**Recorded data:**

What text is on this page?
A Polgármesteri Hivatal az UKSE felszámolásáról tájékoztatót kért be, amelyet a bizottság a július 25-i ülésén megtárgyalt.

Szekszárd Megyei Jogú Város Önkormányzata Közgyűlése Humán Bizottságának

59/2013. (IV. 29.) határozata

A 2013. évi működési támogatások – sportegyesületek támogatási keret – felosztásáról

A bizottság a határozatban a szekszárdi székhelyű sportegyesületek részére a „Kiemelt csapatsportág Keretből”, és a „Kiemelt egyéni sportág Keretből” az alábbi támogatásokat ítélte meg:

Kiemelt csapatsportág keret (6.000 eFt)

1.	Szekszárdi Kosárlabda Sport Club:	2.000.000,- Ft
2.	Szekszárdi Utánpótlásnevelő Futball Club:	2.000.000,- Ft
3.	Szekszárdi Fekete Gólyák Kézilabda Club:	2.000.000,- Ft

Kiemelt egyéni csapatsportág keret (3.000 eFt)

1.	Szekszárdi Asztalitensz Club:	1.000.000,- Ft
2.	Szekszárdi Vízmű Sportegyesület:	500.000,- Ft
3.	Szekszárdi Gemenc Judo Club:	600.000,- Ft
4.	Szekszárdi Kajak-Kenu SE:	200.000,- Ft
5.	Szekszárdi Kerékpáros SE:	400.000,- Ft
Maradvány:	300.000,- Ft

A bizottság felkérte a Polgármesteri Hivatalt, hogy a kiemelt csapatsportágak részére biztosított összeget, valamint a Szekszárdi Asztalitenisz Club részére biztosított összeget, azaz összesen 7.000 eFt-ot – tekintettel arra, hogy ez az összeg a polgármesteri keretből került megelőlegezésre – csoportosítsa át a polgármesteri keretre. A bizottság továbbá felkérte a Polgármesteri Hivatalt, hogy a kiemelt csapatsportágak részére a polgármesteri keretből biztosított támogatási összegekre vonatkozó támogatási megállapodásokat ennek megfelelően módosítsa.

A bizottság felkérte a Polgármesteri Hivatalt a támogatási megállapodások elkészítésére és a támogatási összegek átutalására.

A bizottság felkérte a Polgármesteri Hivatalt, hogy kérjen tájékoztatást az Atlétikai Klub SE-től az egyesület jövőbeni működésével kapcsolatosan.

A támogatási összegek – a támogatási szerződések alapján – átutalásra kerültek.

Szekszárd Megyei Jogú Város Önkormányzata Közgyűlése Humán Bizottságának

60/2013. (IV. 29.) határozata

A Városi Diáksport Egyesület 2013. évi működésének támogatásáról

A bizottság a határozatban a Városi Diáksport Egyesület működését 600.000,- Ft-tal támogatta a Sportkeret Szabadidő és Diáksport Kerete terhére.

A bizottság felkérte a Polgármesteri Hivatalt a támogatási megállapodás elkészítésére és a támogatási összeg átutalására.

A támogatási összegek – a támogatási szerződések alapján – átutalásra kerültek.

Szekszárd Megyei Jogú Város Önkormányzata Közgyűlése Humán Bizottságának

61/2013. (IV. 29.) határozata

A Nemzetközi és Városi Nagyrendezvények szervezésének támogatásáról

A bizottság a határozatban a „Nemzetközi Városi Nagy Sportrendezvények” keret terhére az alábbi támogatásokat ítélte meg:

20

* * *

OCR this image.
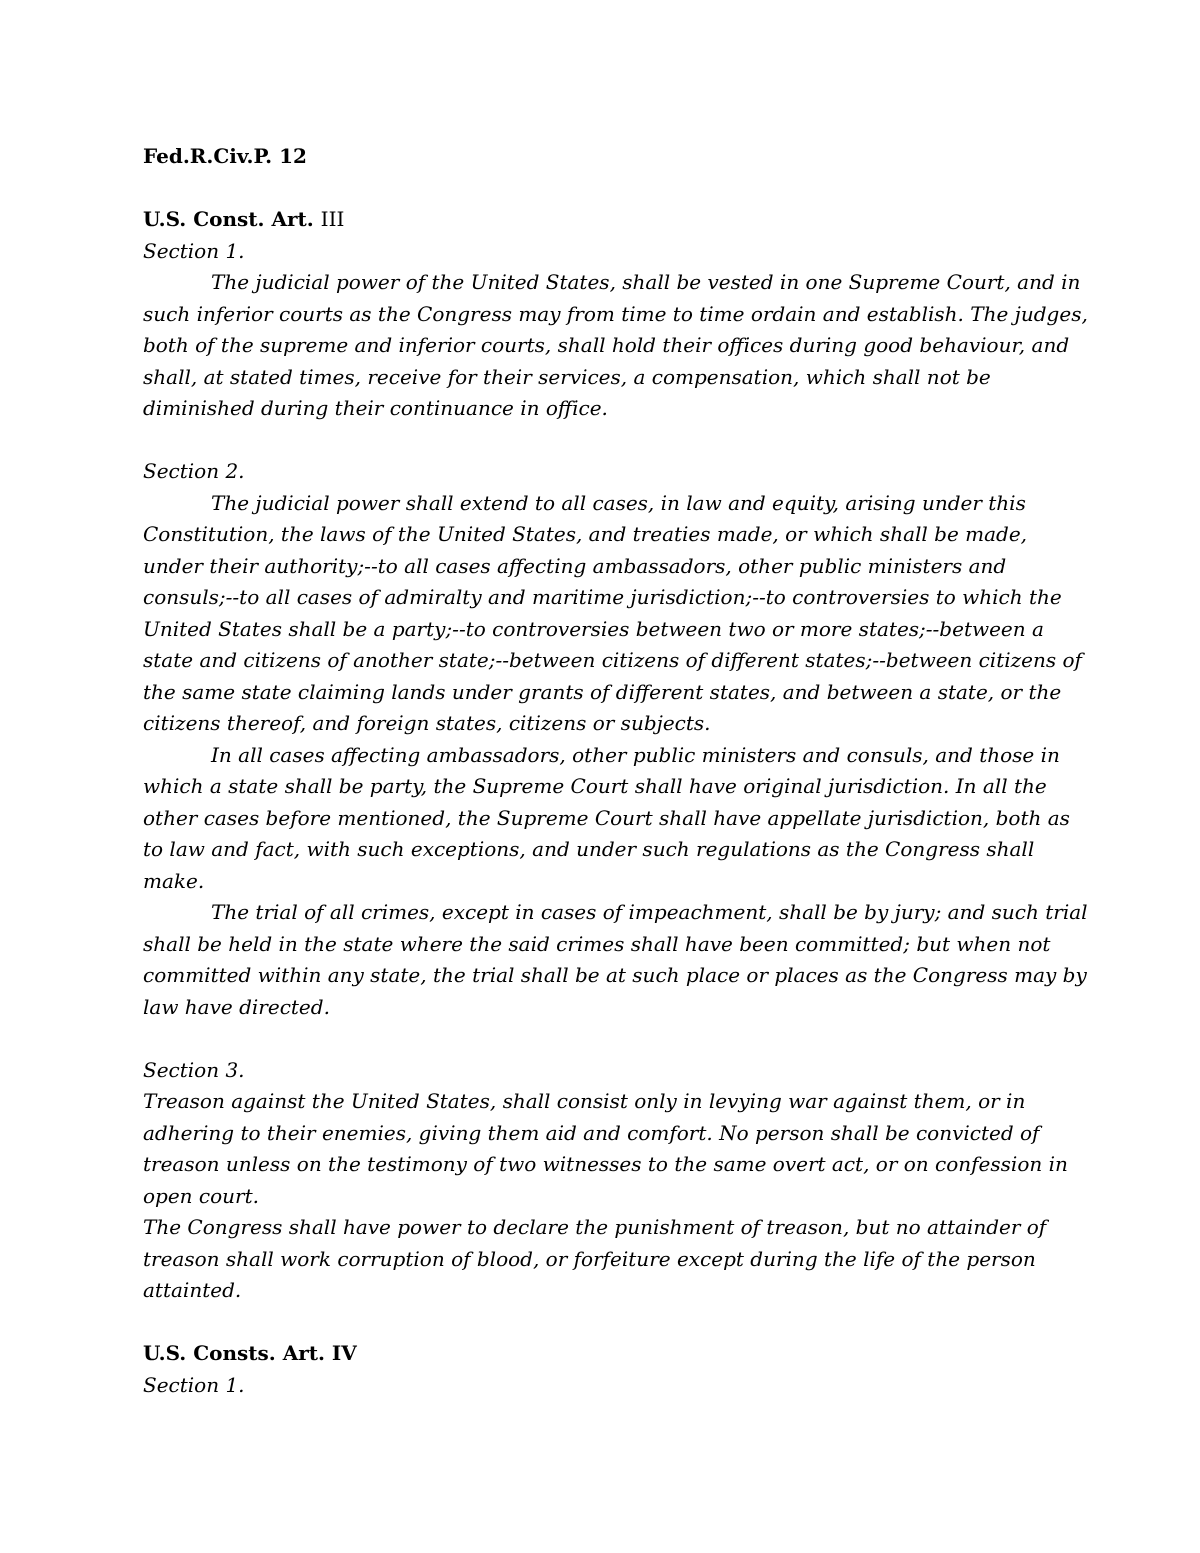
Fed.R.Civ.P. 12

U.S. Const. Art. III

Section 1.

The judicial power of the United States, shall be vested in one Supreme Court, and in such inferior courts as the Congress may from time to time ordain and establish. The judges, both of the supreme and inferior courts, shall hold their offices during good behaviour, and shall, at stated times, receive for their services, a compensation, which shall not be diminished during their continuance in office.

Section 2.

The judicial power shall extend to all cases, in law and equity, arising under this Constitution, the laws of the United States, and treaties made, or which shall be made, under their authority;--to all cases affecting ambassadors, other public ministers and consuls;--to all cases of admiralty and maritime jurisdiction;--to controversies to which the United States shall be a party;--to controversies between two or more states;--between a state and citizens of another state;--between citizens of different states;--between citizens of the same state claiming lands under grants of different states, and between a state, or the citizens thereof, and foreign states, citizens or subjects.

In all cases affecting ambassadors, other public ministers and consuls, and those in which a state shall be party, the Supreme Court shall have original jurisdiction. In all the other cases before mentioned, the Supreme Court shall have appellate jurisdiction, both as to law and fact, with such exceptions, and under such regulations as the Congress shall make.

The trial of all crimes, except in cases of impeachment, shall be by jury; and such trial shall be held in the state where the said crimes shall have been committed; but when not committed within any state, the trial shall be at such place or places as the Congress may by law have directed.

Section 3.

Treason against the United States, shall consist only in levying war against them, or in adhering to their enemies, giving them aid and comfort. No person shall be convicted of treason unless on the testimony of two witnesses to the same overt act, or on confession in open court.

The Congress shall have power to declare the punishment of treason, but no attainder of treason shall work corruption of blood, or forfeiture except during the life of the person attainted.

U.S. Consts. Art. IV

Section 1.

==

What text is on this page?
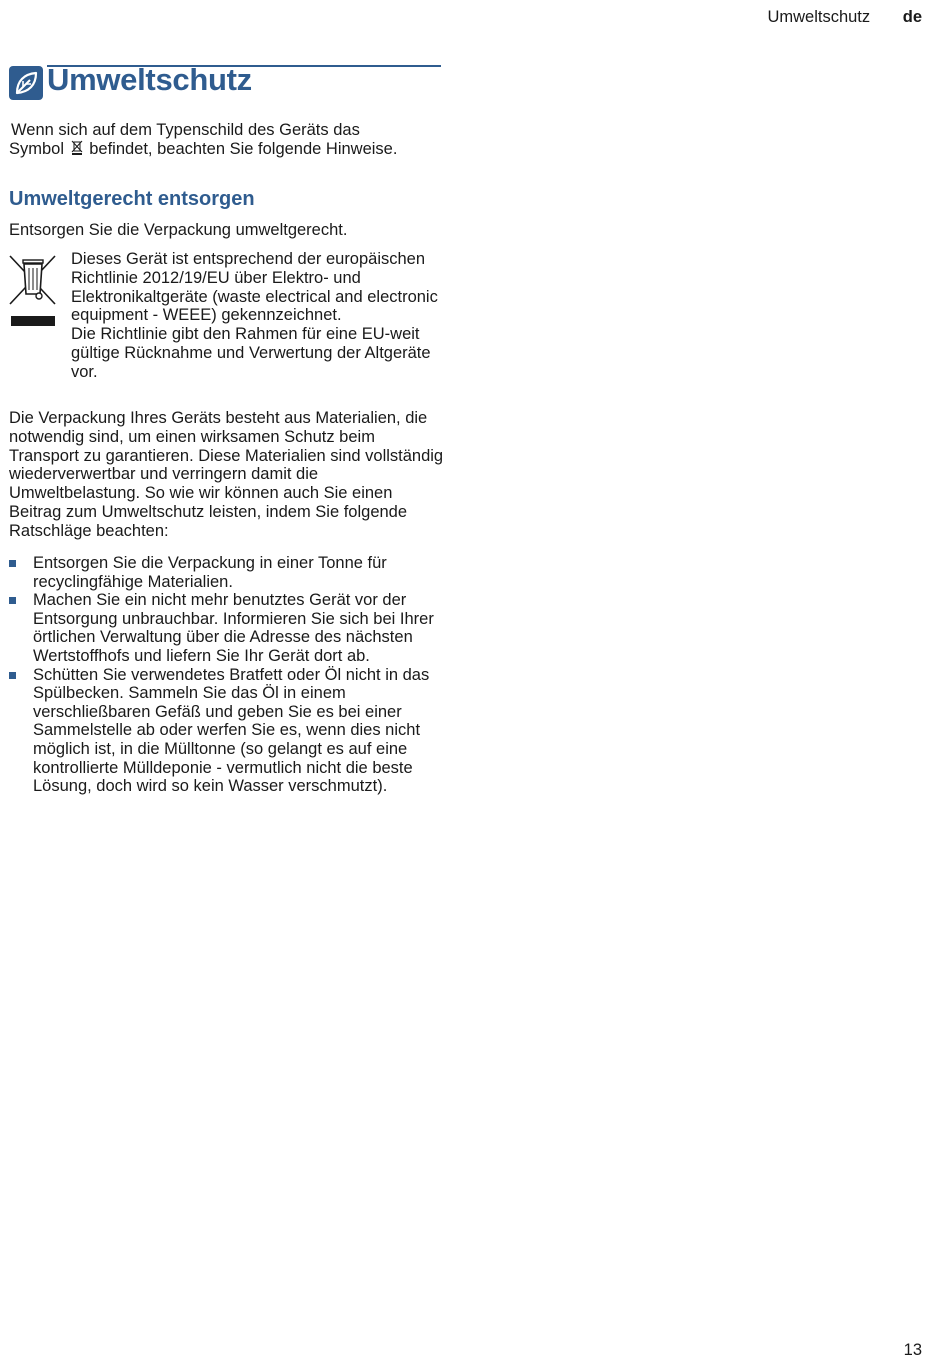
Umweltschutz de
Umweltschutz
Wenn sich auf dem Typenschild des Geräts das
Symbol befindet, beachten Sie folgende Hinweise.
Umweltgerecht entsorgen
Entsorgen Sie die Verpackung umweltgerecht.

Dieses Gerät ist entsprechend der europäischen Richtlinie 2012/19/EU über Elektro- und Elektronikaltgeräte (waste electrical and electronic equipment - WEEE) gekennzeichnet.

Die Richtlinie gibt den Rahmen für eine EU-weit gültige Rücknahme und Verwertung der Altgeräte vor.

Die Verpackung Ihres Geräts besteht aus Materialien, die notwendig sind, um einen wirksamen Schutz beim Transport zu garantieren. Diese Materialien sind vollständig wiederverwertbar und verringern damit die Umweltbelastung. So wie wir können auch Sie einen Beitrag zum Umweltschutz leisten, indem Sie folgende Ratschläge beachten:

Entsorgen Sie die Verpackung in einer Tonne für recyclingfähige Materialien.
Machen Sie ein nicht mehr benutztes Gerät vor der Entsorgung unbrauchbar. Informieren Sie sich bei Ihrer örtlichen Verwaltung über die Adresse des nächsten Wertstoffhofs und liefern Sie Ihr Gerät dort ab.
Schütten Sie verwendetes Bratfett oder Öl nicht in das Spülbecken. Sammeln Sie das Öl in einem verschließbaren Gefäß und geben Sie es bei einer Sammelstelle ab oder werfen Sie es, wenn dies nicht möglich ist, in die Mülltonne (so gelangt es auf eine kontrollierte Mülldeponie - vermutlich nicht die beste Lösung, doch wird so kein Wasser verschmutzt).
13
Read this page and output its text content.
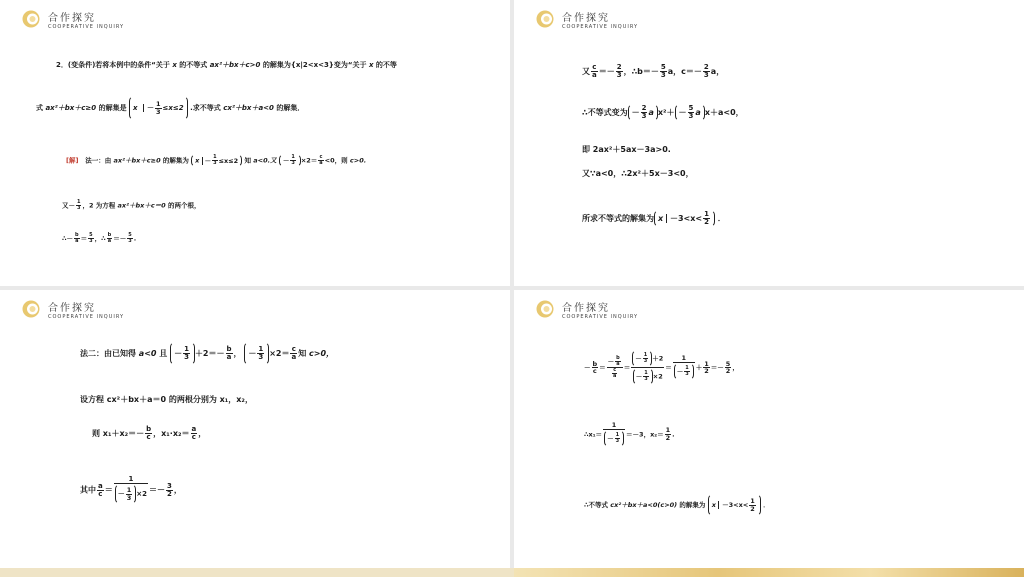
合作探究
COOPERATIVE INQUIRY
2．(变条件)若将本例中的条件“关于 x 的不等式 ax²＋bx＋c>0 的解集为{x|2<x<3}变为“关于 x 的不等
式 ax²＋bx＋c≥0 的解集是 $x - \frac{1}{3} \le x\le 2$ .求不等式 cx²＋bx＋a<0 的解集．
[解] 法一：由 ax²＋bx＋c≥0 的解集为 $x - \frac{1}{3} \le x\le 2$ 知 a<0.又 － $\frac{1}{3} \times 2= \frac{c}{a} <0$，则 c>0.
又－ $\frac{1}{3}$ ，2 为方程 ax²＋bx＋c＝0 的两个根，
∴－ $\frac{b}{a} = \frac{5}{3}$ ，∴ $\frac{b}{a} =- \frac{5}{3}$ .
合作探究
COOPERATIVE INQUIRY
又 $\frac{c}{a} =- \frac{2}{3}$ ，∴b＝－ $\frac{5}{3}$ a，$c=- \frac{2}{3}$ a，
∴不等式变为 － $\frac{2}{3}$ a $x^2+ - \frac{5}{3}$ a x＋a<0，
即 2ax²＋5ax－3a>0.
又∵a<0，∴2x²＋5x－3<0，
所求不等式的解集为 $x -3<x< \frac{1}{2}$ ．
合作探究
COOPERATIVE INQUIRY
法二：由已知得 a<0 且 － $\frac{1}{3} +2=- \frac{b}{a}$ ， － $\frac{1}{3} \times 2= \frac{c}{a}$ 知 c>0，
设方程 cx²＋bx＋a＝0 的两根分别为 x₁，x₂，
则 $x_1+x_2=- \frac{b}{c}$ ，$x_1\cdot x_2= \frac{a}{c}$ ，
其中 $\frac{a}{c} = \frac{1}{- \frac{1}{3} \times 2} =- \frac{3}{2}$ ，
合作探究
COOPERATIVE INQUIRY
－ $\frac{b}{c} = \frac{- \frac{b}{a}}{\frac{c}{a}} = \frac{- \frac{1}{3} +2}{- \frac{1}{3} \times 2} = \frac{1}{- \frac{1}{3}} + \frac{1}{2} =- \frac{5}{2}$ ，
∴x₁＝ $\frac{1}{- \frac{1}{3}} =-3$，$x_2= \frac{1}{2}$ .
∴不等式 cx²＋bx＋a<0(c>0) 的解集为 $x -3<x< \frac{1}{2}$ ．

**Aim:** Of all the lines in the data above, state how many include "ítélte". Say only the number.

**Correct output:** 2